Data entries
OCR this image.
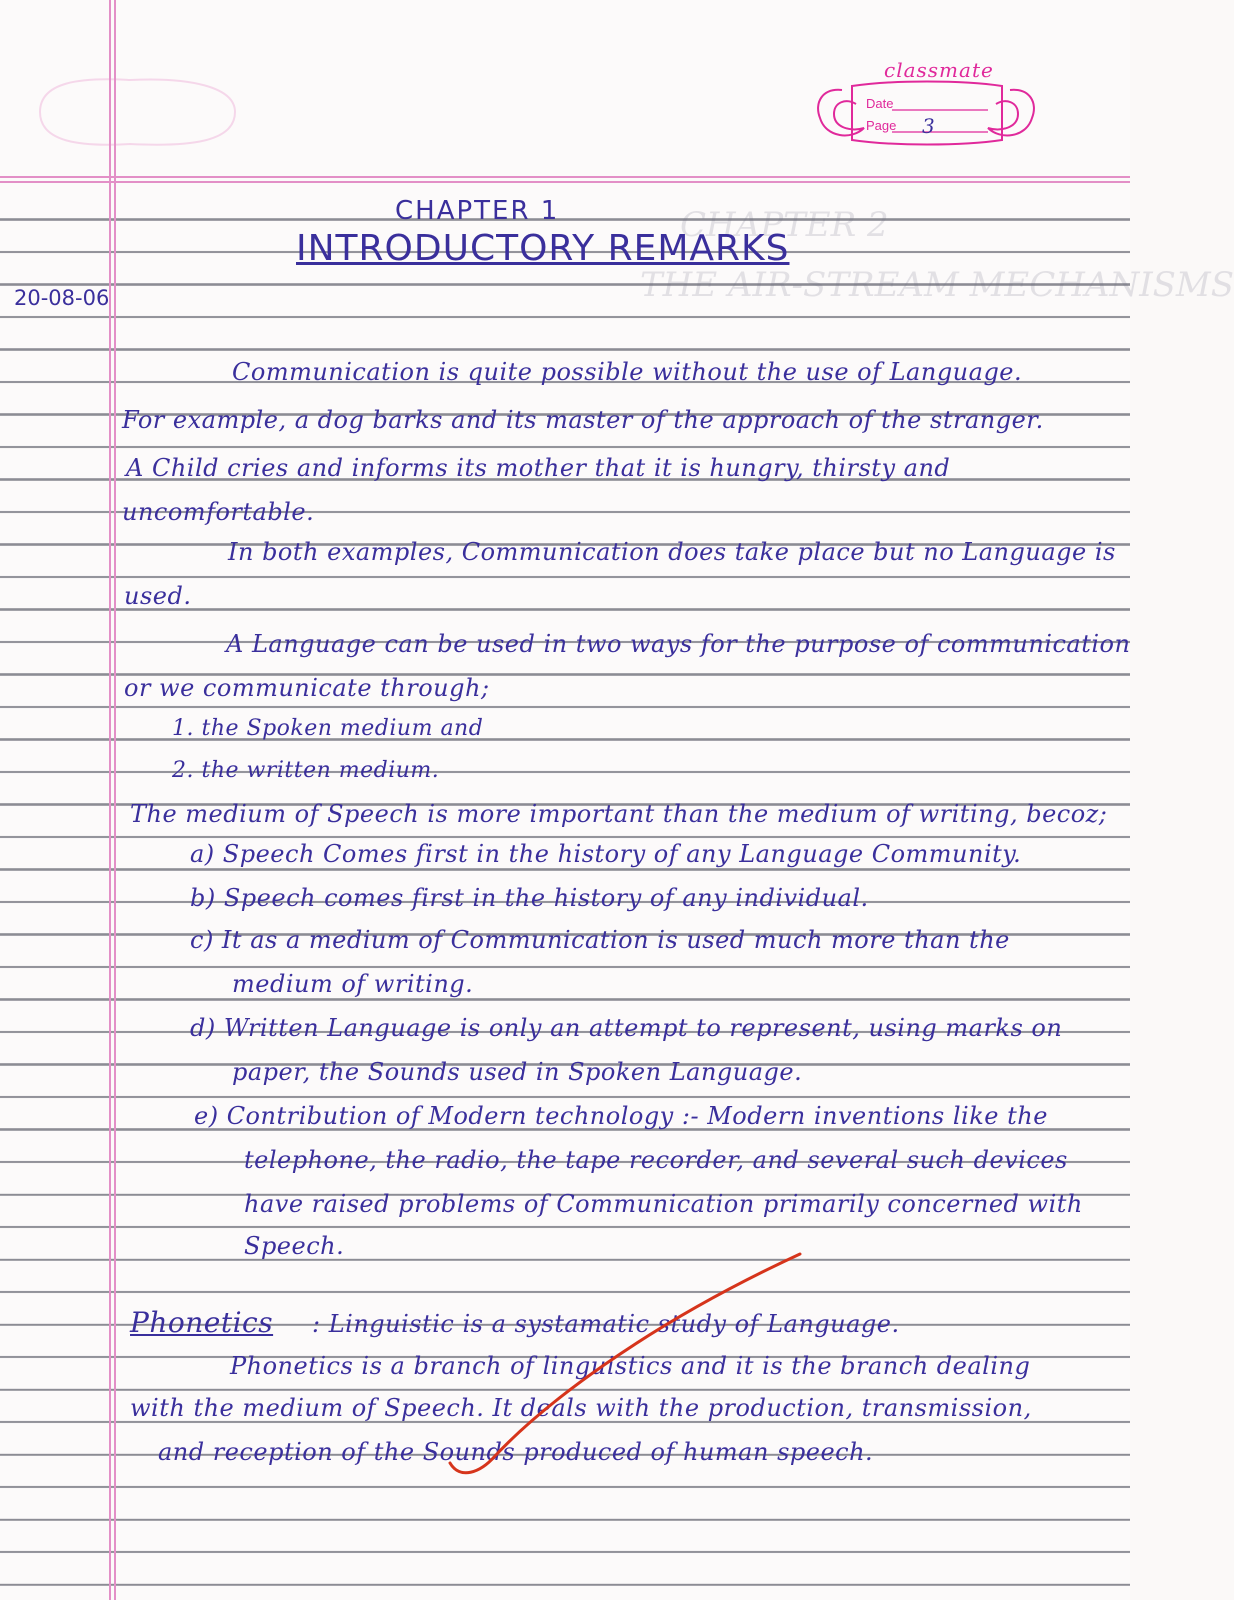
CHAPTER 2
THE AIR-STREAM MECHANISMS
classmate
Date
Page 3
CHAPTER 1
INTRODUCTORY REMARKS
20-08-06
Communication is quite possible without the use of Language.
For example, a dog barks and its master of the approach of the stranger.
A Child cries and informs its mother that it is hungry, thirsty and
uncomfortable.
In both examples, Communication does take place but no Language is
used.
A Language can be used in two ways for the purpose of communication
or we communicate through;
1. the Spoken medium and
2. the written medium.
The medium of Speech is more important than the medium of writing, becoz;
a) Speech Comes first in the history of any Language Community.
b) Speech comes first in the history of any individual.
c) It as a medium of Communication is used much more than the
medium of writing.
d) Written Language is only an attempt to represent, using marks on
paper, the Sounds used in Spoken Language.
e) Contribution of Modern technology :- Modern inventions like the
telephone, the radio, the tape recorder, and several such devices
have raised problems of Communication primarily concerned with
Speech.
Phonetics : Linguistic is a systamatic study of Language.
Phonetics is a branch of linguistics and it is the branch dealing
with the medium of Speech. It deals with the production, transmission,
and reception of the Sounds produced of human speech.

■ **Written task**
Of all the lines above, how many contain "Sounds"? Give the number and nothing more.

■ **Final answer**
2